▶ **Aim**
Repeat every one of the rows below word for word, changing nothing.

▶ **Dataset rows**
----------

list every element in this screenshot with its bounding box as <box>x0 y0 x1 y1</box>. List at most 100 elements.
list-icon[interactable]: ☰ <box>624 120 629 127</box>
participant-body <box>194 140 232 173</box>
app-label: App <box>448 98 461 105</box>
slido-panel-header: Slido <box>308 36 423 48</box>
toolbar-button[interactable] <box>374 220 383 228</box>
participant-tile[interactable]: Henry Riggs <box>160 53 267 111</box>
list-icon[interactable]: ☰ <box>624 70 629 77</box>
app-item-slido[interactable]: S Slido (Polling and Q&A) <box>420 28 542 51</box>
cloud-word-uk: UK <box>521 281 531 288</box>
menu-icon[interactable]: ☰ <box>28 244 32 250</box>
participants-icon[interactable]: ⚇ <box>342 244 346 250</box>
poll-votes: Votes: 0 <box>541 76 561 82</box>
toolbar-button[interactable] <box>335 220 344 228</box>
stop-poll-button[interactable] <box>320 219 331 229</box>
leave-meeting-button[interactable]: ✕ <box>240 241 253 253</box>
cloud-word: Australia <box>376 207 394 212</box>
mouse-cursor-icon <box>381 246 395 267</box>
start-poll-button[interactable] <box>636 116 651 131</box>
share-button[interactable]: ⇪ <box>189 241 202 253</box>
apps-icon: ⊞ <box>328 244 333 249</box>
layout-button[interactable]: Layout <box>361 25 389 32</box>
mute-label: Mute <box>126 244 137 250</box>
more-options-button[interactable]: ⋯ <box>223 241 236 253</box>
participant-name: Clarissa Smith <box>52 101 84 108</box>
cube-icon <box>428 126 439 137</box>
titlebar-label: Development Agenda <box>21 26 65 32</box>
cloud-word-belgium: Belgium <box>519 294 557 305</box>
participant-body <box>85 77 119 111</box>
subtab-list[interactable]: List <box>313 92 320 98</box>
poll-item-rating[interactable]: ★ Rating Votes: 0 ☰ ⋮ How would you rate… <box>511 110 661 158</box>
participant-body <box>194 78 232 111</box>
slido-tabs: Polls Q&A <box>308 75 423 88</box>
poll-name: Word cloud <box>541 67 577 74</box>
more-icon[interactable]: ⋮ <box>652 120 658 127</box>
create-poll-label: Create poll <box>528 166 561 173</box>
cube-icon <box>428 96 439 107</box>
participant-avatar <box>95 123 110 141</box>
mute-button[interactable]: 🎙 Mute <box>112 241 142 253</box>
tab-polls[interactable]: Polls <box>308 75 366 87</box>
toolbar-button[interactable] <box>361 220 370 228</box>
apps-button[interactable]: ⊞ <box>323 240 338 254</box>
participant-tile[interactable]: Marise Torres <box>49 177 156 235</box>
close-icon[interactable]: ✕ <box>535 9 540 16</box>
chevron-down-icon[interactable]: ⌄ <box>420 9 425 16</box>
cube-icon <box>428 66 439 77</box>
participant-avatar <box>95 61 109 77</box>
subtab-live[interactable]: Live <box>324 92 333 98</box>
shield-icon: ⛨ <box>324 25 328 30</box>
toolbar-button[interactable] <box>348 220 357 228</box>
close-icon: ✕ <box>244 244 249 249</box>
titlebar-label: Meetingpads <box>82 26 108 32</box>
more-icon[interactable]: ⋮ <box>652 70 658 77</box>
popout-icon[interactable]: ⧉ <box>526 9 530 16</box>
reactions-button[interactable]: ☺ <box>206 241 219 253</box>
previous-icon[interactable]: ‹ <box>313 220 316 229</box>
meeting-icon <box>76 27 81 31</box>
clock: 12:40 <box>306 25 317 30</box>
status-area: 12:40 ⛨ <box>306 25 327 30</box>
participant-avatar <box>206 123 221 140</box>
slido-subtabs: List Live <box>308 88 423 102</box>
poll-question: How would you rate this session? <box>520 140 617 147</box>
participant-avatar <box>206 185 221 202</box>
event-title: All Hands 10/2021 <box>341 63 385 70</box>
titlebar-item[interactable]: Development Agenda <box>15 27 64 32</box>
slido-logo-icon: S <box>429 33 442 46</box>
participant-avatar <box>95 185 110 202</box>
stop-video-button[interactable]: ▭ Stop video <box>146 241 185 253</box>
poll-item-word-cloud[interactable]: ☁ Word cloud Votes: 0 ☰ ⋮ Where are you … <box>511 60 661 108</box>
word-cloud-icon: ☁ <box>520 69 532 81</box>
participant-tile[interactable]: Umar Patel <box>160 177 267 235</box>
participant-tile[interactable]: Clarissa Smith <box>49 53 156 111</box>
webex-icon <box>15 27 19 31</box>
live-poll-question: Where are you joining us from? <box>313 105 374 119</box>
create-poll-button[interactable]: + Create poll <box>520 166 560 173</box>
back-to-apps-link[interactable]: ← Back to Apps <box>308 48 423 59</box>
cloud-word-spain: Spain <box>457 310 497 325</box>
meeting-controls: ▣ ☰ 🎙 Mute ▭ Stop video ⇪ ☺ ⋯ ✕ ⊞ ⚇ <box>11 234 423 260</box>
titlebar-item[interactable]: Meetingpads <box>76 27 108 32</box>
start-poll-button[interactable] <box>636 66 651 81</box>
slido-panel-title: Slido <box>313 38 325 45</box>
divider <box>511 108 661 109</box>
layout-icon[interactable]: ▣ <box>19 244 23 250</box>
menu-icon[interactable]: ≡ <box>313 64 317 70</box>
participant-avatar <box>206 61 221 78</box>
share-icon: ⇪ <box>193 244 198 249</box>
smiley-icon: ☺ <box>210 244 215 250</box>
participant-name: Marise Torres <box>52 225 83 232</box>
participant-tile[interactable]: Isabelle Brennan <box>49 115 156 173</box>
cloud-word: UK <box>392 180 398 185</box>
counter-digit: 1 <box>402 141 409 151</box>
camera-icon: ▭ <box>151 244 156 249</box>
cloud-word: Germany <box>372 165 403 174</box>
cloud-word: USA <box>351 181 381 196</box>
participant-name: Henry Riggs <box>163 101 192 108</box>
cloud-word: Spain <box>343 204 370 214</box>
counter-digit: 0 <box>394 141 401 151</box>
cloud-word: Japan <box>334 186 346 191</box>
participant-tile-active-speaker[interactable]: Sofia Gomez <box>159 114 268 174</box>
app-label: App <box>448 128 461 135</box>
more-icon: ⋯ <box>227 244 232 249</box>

----------

▶ **Problem solution**
list every element in this screenshot with its bounding box as <box>x0 y0 x1 y1</box>. List at most 100 elements.
list-icon[interactable]: ☰ <box>624 120 629 127</box>
participant-body <box>194 140 232 173</box>
app-label: App <box>448 98 461 105</box>
slido-panel-header: Slido <box>308 36 423 48</box>
toolbar-button[interactable] <box>374 220 383 228</box>
participant-tile[interactable]: Henry Riggs <box>160 53 267 111</box>
list-icon[interactable]: ☰ <box>624 70 629 77</box>
app-item-slido[interactable]: S Slido (Polling and Q&A) <box>420 28 542 51</box>
cloud-word-uk: UK <box>521 281 531 288</box>
menu-icon[interactable]: ☰ <box>28 244 32 250</box>
participants-icon[interactable]: ⚇ <box>342 244 346 250</box>
poll-votes: Votes: 0 <box>541 76 561 82</box>
toolbar-button[interactable] <box>335 220 344 228</box>
stop-poll-button[interactable] <box>320 219 331 229</box>
leave-meeting-button[interactable]: ✕ <box>240 241 253 253</box>
cloud-word: Australia <box>376 207 394 212</box>
mouse-cursor-icon <box>381 246 395 267</box>
start-poll-button[interactable] <box>636 116 651 131</box>
share-button[interactable]: ⇪ <box>189 241 202 253</box>
apps-icon: ⊞ <box>328 244 333 249</box>
layout-button[interactable]: Layout <box>361 25 389 32</box>
mute-label: Mute <box>126 244 137 250</box>
more-options-button[interactable]: ⋯ <box>223 241 236 253</box>
participant-name: Clarissa Smith <box>52 101 84 108</box>
cube-icon <box>428 126 439 137</box>
titlebar-label: Development Agenda <box>21 26 65 32</box>
cloud-word-belgium: Belgium <box>519 294 557 305</box>
participant-body <box>85 77 119 111</box>
subtab-list[interactable]: List <box>313 92 320 98</box>
poll-item-rating[interactable]: ★ Rating Votes: 0 ☰ ⋮ How would you rate… <box>511 110 661 158</box>
participant-body <box>194 78 232 111</box>
slido-tabs: Polls Q&A <box>308 75 423 88</box>
poll-name: Word cloud <box>541 67 577 74</box>
more-icon[interactable]: ⋮ <box>652 120 658 127</box>
create-poll-label: Create poll <box>528 166 561 173</box>
cube-icon <box>428 96 439 107</box>
participant-avatar <box>95 123 110 141</box>
mute-button[interactable]: 🎙 Mute <box>112 241 142 253</box>
tab-polls[interactable]: Polls <box>308 75 366 87</box>
toolbar-button[interactable] <box>361 220 370 228</box>
apps-button[interactable]: ⊞ <box>323 240 338 254</box>
participant-tile[interactable]: Marise Torres <box>49 177 156 235</box>
close-icon[interactable]: ✕ <box>535 9 540 16</box>
chevron-down-icon[interactable]: ⌄ <box>420 9 425 16</box>
cube-icon <box>428 66 439 77</box>
participant-avatar <box>95 61 109 77</box>
subtab-live[interactable]: Live <box>324 92 333 98</box>
shield-icon: ⛨ <box>324 25 328 30</box>
toolbar-button[interactable] <box>348 220 357 228</box>
close-icon: ✕ <box>244 244 249 249</box>
titlebar-label: Meetingpads <box>82 26 108 32</box>
more-icon[interactable]: ⋮ <box>652 70 658 77</box>
popout-icon[interactable]: ⧉ <box>526 9 530 16</box>
reactions-button[interactable]: ☺ <box>206 241 219 253</box>
previous-icon[interactable]: ‹ <box>313 220 316 229</box>
meeting-icon <box>76 27 81 31</box>
clock: 12:40 <box>306 25 317 30</box>
status-area: 12:40 ⛨ <box>306 25 327 30</box>
participant-avatar <box>206 123 221 140</box>
slido-subtabs: List Live <box>308 88 423 102</box>
poll-question: How would you rate this session? <box>520 140 617 147</box>
participant-avatar <box>206 185 221 202</box>
event-title: All Hands 10/2021 <box>341 63 385 70</box>
titlebar-item[interactable]: Development Agenda <box>15 27 64 32</box>
slido-logo-icon: S <box>429 33 442 46</box>
participant-avatar <box>95 185 110 202</box>
stop-video-button[interactable]: ▭ Stop video <box>146 241 185 253</box>
poll-item-word-cloud[interactable]: ☁ Word cloud Votes: 0 ☰ ⋮ Where are you … <box>511 60 661 108</box>
word-cloud-icon: ☁ <box>520 69 532 81</box>
participant-tile[interactable]: Umar Patel <box>160 177 267 235</box>
participant-tile[interactable]: Clarissa Smith <box>49 53 156 111</box>
webex-icon <box>15 27 19 31</box>
live-poll-question: Where are you joining us from? <box>313 105 374 119</box>
create-poll-button[interactable]: + Create poll <box>520 166 560 173</box>
back-to-apps-link[interactable]: ← Back to Apps <box>308 48 423 59</box>
cloud-word-spain: Spain <box>457 310 497 325</box>
meeting-controls: ▣ ☰ 🎙 Mute ▭ Stop video ⇪ ☺ ⋯ ✕ ⊞ ⚇ <box>11 234 423 260</box>
titlebar-item[interactable]: Meetingpads <box>76 27 108 32</box>
start-poll-button[interactable] <box>636 66 651 81</box>
slido-panel-title: Slido <box>313 38 325 45</box>
divider <box>511 108 661 109</box>
layout-icon[interactable]: ▣ <box>19 244 23 250</box>
menu-icon[interactable]: ≡ <box>313 64 317 70</box>
participant-avatar <box>206 61 221 78</box>
share-icon: ⇪ <box>193 244 198 249</box>
smiley-icon: ☺ <box>210 244 215 250</box>
participant-name: Marise Torres <box>52 225 83 232</box>
participant-tile[interactable]: Isabelle Brennan <box>49 115 156 173</box>
cloud-word: UK <box>392 180 398 185</box>
counter-digit: 1 <box>402 141 409 151</box>
camera-icon: ▭ <box>151 244 156 249</box>
cloud-word: Germany <box>372 165 403 174</box>
cloud-word: USA <box>351 181 381 196</box>
participant-name: Henry Riggs <box>163 101 192 108</box>
cloud-word: Spain <box>343 204 370 214</box>
counter-digit: 0 <box>394 141 401 151</box>
cloud-word: Japan <box>334 186 346 191</box>
participant-tile-active-speaker[interactable]: Sofia Gomez <box>159 114 268 174</box>
app-label: App <box>448 128 461 135</box>
more-icon: ⋯ <box>227 244 232 249</box>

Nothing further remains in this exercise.